Objective: Please reproduce every line of the records below word for word, in the same order.

(Annotated listings of elements)

══════

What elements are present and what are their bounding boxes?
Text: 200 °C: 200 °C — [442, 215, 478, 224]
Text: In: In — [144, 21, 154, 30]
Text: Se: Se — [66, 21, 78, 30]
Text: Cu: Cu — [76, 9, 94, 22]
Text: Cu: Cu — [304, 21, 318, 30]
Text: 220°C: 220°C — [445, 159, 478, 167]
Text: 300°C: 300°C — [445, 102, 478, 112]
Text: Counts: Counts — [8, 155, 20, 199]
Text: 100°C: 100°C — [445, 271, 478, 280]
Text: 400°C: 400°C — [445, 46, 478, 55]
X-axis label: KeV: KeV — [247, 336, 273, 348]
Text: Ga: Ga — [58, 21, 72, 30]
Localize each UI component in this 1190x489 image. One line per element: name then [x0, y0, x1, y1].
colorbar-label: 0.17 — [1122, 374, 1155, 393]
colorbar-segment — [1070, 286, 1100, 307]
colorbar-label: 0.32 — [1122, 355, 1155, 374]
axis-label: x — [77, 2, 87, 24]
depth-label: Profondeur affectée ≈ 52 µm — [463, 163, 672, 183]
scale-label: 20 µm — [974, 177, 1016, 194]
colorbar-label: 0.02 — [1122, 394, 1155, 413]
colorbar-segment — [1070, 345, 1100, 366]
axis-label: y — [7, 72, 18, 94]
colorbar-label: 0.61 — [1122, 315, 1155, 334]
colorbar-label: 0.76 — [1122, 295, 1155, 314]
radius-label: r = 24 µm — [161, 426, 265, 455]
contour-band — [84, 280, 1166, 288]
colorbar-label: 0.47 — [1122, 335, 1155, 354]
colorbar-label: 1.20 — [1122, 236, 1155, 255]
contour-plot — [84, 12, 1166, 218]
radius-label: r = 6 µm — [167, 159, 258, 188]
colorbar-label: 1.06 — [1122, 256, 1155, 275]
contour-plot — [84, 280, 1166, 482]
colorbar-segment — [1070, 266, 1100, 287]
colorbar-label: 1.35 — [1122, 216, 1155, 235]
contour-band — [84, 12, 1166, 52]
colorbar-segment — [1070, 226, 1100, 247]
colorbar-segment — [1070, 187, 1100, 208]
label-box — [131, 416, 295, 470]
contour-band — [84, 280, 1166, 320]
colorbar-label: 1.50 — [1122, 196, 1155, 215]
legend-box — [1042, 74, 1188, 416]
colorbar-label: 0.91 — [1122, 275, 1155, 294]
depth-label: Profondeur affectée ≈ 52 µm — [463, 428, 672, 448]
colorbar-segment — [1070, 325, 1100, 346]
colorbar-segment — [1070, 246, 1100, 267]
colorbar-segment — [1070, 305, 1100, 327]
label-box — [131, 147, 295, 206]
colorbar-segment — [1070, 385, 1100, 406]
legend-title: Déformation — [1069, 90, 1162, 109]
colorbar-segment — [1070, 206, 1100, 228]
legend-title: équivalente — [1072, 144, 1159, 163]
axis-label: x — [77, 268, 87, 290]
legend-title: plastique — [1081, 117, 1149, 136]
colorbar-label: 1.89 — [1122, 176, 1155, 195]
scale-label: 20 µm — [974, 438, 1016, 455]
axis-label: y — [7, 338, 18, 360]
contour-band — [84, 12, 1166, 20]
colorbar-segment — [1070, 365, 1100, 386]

══════

Exercise answer:
What elements are present and what are their bounding boxes?
Text: 200 °C: 200 °C — [442, 215, 478, 224]
Text: In: In — [144, 21, 154, 30]
Text: Se: Se — [66, 21, 78, 30]
Text: Cu: Cu — [76, 9, 94, 22]
Text: Cu: Cu — [304, 21, 318, 30]
Text: 220°C: 220°C — [445, 159, 478, 167]
Text: 300°C: 300°C — [445, 102, 478, 112]
Text: Counts: Counts — [8, 155, 20, 199]
Text: 100°C: 100°C — [445, 271, 478, 280]
Text: 400°C: 400°C — [445, 46, 478, 55]
X-axis label: KeV: KeV — [247, 336, 273, 348]
Text: Ga: Ga — [58, 21, 72, 30]
Localize each UI component in this 1190x489 image. One line per element: name then [x0, y0, x1, y1].
colorbar-label: 0.17 — [1122, 374, 1155, 393]
colorbar-segment — [1070, 286, 1100, 307]
colorbar-label: 0.32 — [1122, 355, 1155, 374]
axis-label: x — [77, 2, 87, 24]
depth-label: Profondeur affectée ≈ 52 µm — [463, 163, 672, 183]
scale-label: 20 µm — [974, 177, 1016, 194]
colorbar-label: 0.02 — [1122, 394, 1155, 413]
colorbar-segment — [1070, 345, 1100, 366]
axis-label: y — [7, 72, 18, 94]
colorbar-label: 0.61 — [1122, 315, 1155, 334]
colorbar-label: 0.76 — [1122, 295, 1155, 314]
radius-label: r = 24 µm — [161, 426, 265, 455]
contour-band — [84, 280, 1166, 288]
colorbar-label: 0.47 — [1122, 335, 1155, 354]
colorbar-label: 1.20 — [1122, 236, 1155, 255]
contour-plot — [84, 12, 1166, 218]
radius-label: r = 6 µm — [167, 159, 258, 188]
colorbar-label: 1.06 — [1122, 256, 1155, 275]
contour-plot — [84, 280, 1166, 482]
colorbar-segment — [1070, 266, 1100, 287]
colorbar-label: 1.35 — [1122, 216, 1155, 235]
contour-band — [84, 12, 1166, 52]
colorbar-segment — [1070, 226, 1100, 247]
colorbar-segment — [1070, 187, 1100, 208]
label-box — [131, 416, 295, 470]
contour-band — [84, 280, 1166, 320]
colorbar-label: 1.50 — [1122, 196, 1155, 215]
legend-box — [1042, 74, 1188, 416]
colorbar-label: 0.91 — [1122, 275, 1155, 294]
depth-label: Profondeur affectée ≈ 52 µm — [463, 428, 672, 448]
colorbar-segment — [1070, 325, 1100, 346]
colorbar-segment — [1070, 246, 1100, 267]
colorbar-segment — [1070, 305, 1100, 327]
label-box — [131, 147, 295, 206]
colorbar-segment — [1070, 385, 1100, 406]
legend-title: Déformation — [1069, 90, 1162, 109]
colorbar-segment — [1070, 206, 1100, 228]
legend-title: équivalente — [1072, 144, 1159, 163]
axis-label: x — [77, 268, 87, 290]
legend-title: plastique — [1081, 117, 1149, 136]
colorbar-label: 1.89 — [1122, 176, 1155, 195]
scale-label: 20 µm — [974, 438, 1016, 455]
axis-label: y — [7, 338, 18, 360]
contour-band — [84, 12, 1166, 20]
colorbar-segment — [1070, 365, 1100, 386]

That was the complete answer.